__Exercise details__.
All lines from the one with "Output the text content of this document." through the last are to be given again exactly as they stand in the data below, and only those.

[Document page entries with text]
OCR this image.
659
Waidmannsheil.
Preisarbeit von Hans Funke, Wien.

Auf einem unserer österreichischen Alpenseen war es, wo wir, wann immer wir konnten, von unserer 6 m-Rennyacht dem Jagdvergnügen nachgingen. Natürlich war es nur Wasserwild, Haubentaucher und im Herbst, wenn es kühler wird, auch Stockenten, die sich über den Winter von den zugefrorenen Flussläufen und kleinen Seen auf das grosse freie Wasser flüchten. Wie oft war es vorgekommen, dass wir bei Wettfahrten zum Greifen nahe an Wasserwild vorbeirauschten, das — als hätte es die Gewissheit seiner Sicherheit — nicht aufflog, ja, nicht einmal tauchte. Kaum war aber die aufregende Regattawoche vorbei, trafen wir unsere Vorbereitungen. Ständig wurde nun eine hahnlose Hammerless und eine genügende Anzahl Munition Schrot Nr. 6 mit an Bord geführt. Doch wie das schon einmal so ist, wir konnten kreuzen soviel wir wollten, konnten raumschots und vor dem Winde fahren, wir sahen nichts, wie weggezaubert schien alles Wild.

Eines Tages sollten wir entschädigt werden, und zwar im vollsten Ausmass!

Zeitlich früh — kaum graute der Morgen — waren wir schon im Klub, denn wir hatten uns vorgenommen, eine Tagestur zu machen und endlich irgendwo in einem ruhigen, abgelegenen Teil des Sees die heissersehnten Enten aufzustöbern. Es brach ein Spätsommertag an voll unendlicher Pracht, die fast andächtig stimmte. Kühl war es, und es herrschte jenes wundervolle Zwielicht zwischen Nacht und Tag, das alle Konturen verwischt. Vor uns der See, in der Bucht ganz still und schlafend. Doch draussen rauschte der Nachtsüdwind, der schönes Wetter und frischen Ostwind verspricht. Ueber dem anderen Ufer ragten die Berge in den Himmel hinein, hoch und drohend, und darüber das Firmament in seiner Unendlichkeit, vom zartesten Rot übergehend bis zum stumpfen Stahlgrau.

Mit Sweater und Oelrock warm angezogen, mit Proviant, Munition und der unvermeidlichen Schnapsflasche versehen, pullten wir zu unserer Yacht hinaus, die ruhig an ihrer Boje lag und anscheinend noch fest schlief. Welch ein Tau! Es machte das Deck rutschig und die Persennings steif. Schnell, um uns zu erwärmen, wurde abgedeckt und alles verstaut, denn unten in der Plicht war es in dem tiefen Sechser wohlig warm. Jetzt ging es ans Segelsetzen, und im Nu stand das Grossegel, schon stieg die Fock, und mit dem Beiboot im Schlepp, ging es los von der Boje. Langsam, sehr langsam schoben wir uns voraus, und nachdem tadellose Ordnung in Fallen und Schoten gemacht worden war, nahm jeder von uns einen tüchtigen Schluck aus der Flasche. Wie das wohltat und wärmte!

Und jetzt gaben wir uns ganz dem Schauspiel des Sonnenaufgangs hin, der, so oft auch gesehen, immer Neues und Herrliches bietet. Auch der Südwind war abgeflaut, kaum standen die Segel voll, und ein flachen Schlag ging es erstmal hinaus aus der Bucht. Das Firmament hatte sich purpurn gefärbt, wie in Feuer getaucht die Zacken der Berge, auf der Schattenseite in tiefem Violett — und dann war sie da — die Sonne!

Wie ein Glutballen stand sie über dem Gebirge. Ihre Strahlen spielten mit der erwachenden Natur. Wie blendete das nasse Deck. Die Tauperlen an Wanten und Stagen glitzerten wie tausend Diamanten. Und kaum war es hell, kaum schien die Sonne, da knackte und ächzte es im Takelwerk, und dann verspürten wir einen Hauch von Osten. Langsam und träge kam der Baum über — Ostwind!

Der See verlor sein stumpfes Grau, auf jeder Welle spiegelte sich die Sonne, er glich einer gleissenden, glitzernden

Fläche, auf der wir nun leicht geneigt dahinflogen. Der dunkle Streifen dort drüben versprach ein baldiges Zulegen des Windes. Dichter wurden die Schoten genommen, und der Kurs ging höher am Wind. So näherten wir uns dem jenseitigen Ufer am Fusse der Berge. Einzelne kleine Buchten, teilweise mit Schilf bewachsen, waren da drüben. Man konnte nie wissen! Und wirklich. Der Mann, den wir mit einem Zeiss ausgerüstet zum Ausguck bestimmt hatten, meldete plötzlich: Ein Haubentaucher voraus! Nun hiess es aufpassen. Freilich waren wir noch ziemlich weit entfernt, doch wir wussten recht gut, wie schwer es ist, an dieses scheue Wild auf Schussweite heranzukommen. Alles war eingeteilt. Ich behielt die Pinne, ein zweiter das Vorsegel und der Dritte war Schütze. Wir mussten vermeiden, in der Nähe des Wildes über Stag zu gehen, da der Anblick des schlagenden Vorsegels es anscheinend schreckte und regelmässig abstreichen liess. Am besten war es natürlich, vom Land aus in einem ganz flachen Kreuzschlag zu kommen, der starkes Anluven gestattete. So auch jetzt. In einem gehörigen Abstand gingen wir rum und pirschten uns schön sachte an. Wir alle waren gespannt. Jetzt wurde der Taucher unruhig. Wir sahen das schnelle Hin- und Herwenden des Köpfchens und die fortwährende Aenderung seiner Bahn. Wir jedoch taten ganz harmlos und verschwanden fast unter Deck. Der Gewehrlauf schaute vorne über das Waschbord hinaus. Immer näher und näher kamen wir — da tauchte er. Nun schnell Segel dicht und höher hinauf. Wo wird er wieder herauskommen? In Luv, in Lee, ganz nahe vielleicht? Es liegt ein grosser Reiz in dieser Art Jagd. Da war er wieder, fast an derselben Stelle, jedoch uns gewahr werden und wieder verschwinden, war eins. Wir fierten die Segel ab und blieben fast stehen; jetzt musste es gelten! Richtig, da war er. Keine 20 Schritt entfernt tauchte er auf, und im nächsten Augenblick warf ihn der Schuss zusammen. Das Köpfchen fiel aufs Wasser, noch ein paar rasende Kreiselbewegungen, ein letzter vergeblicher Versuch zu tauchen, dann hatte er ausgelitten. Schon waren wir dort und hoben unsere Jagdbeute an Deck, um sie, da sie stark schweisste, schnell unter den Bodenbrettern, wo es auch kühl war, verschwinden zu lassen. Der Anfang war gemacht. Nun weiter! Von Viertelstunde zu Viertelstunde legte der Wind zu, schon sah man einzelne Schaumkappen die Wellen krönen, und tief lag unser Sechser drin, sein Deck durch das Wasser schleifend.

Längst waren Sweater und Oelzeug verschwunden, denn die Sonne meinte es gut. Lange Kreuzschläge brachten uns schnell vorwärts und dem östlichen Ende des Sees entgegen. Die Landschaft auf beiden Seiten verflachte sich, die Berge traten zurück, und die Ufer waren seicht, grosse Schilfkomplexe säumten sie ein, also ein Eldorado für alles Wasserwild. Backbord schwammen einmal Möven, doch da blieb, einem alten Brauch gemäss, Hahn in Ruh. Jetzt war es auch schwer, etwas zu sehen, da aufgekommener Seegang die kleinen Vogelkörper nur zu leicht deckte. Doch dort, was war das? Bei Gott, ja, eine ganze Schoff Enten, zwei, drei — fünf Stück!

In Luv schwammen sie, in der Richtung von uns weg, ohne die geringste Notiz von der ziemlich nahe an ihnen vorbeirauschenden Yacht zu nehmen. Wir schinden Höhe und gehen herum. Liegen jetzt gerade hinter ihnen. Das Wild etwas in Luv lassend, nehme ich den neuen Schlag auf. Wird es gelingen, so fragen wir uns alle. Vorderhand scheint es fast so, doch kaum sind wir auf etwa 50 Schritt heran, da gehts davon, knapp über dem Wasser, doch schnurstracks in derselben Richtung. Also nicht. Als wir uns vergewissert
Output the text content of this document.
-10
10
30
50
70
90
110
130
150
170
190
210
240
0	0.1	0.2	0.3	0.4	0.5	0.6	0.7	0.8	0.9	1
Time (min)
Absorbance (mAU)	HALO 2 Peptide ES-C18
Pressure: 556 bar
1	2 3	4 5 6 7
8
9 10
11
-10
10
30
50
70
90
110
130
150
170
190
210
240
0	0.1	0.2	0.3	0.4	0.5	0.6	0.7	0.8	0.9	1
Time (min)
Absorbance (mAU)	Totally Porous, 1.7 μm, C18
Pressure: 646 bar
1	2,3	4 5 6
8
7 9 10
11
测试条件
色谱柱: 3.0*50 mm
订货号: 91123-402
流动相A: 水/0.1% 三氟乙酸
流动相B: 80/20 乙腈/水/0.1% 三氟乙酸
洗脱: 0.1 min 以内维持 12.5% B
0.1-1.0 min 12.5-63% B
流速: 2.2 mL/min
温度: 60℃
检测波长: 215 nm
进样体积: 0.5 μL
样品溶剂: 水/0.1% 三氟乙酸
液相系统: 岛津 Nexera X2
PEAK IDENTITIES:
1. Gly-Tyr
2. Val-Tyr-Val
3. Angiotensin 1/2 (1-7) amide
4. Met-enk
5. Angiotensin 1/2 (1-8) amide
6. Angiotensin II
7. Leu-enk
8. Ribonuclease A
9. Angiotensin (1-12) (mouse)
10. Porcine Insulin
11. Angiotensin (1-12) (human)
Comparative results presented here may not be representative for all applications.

__Your solution__.
Output the text content of this document.
-10
10
30
50
70
90
110
130
150
170
190
210
240
0	0.1	0.2	0.3	0.4	0.5	0.6	0.7	0.8	0.9	1
Time (min)
Absorbance (mAU)	HALO 2 Peptide ES-C18
Pressure: 556 bar
1	2 3	4 5 6 7
8
9 10
11
-10
10
30
50
70
90
110
130
150
170
190
210
240
0	0.1	0.2	0.3	0.4	0.5	0.6	0.7	0.8	0.9	1
Time (min)
Absorbance (mAU)	Totally Porous, 1.7 μm, C18
Pressure: 646 bar
1	2,3	4 5 6
8
7 9 10
11
测试条件
色谱柱: 3.0*50 mm
订货号: 91123-402
流动相A: 水/0.1% 三氟乙酸
流动相B: 80/20 乙腈/水/0.1% 三氟乙酸
洗脱: 0.1 min 以内维持 12.5% B
0.1-1.0 min 12.5-63% B
流速: 2.2 mL/min
温度: 60℃
检测波长: 215 nm
进样体积: 0.5 μL
样品溶剂: 水/0.1% 三氟乙酸
液相系统: 岛津 Nexera X2
PEAK IDENTITIES:
1. Gly-Tyr
2. Val-Tyr-Val
3. Angiotensin 1/2 (1-7) amide
4. Met-enk
5. Angiotensin 1/2 (1-8) amide
6. Angiotensin II
7. Leu-enk
8. Ribonuclease A
9. Angiotensin (1-12) (mouse)
10. Porcine Insulin
11. Angiotensin (1-12) (human)
Comparative results presented here may not be representative for all applications.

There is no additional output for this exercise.